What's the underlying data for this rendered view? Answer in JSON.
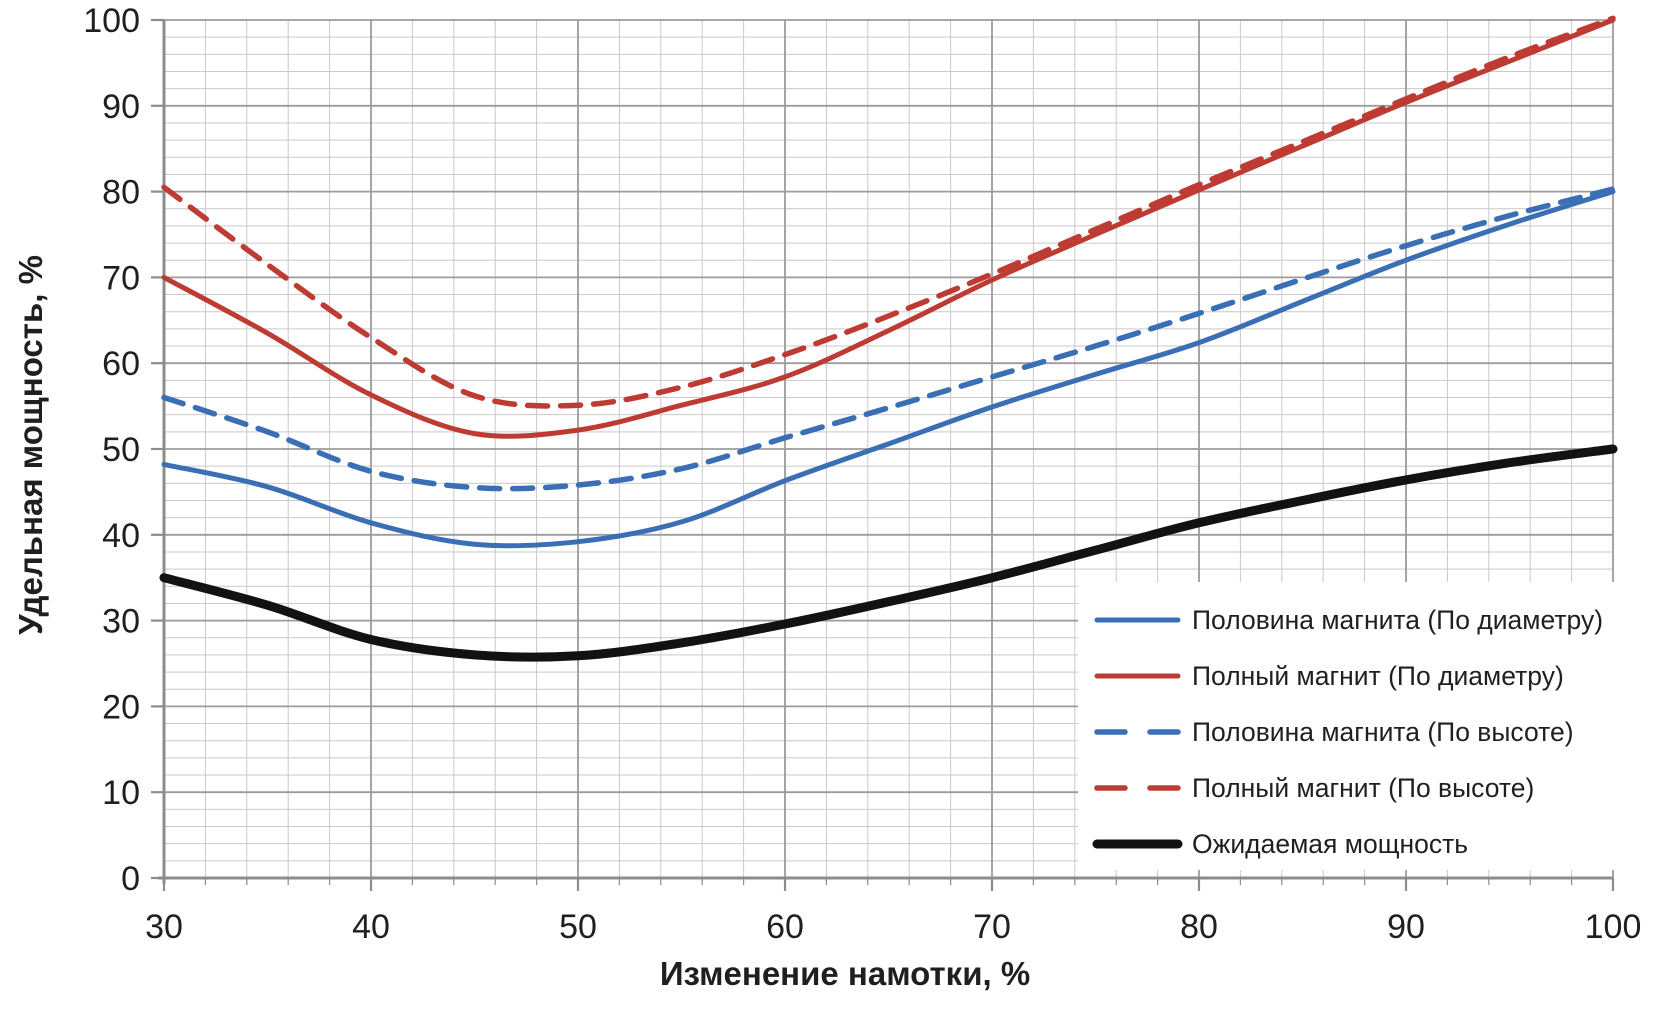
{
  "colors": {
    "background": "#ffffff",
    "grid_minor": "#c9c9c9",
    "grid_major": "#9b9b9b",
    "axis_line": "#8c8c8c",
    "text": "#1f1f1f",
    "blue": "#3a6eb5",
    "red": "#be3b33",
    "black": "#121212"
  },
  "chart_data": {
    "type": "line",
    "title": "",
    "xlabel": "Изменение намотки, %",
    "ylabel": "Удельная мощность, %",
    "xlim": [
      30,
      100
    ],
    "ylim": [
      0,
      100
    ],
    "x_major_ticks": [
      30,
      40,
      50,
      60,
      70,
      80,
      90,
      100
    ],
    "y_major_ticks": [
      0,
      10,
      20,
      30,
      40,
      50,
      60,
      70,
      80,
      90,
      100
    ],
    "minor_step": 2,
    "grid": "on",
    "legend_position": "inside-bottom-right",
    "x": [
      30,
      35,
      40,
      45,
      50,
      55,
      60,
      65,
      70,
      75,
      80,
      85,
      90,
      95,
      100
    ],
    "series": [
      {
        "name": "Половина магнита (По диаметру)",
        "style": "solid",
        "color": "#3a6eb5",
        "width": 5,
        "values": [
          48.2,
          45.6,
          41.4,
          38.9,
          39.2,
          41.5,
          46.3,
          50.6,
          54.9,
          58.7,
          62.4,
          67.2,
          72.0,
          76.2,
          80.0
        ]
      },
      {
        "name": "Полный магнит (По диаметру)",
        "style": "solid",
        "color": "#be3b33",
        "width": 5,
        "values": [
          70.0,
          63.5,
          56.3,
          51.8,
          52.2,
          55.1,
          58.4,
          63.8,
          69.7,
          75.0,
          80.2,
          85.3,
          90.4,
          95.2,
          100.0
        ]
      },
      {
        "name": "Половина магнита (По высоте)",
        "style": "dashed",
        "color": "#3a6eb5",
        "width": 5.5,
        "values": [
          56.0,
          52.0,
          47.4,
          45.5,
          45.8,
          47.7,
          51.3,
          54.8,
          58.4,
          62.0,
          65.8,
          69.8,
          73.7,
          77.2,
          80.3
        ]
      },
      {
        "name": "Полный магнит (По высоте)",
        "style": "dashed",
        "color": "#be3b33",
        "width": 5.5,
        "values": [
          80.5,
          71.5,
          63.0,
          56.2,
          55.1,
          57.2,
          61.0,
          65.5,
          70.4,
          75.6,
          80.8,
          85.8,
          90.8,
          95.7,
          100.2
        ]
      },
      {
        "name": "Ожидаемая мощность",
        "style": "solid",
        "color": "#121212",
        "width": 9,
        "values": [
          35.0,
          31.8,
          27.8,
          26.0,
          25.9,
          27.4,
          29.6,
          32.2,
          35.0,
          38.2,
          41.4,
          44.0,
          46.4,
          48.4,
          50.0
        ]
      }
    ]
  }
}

^^^^

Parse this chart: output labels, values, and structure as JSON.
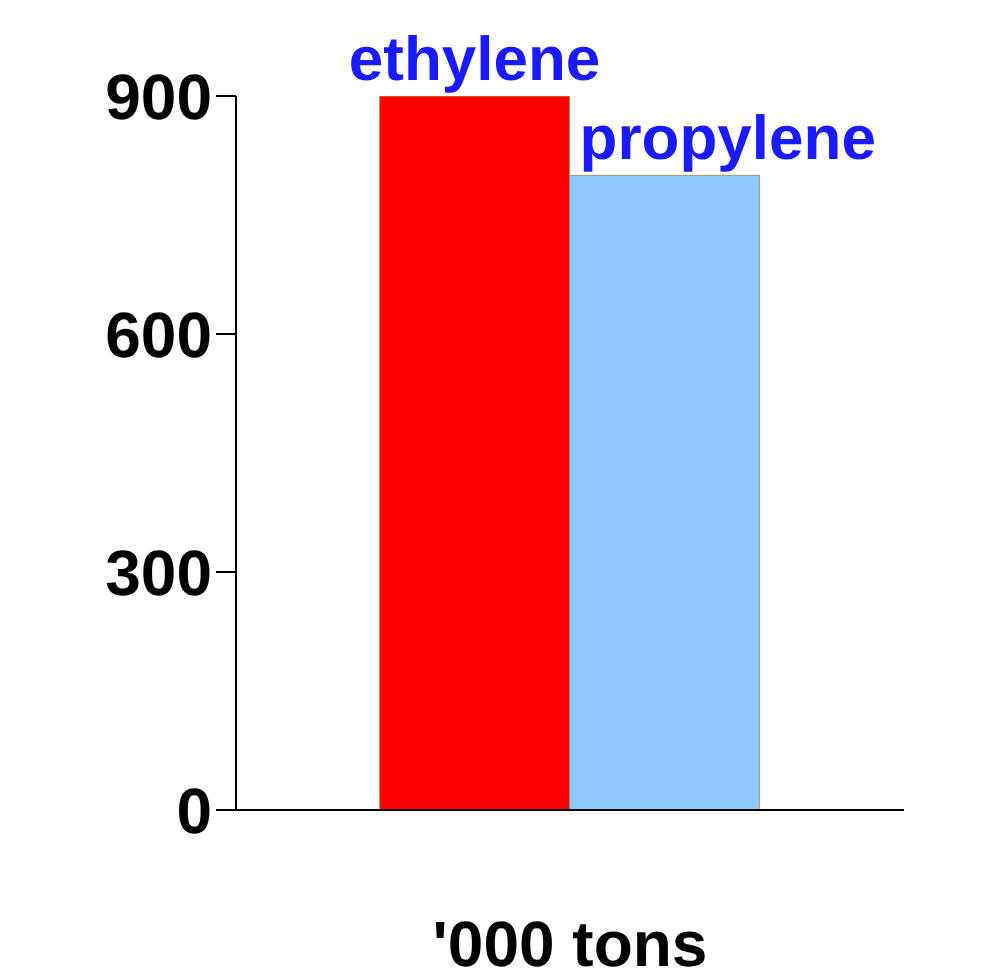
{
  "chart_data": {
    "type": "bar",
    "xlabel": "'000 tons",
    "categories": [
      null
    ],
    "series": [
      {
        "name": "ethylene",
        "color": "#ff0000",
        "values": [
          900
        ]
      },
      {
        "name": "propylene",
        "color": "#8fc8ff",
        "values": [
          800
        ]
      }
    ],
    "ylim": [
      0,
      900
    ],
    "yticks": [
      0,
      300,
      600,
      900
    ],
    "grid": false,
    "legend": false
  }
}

^^^^

• _Task_
Take every line above carrying "name" and return it.

• _Task output_
        "name": "Половина магнита (По диаметру)",
        "name": "Полный магнит (По диаметру)",
        "name": "Половина магнита (По высоте)",
        "name": "Полный магнит (По высоте)",
        "name": "Ожидаемая мощность",
        "name": "ethylene",
        "name": "propylene",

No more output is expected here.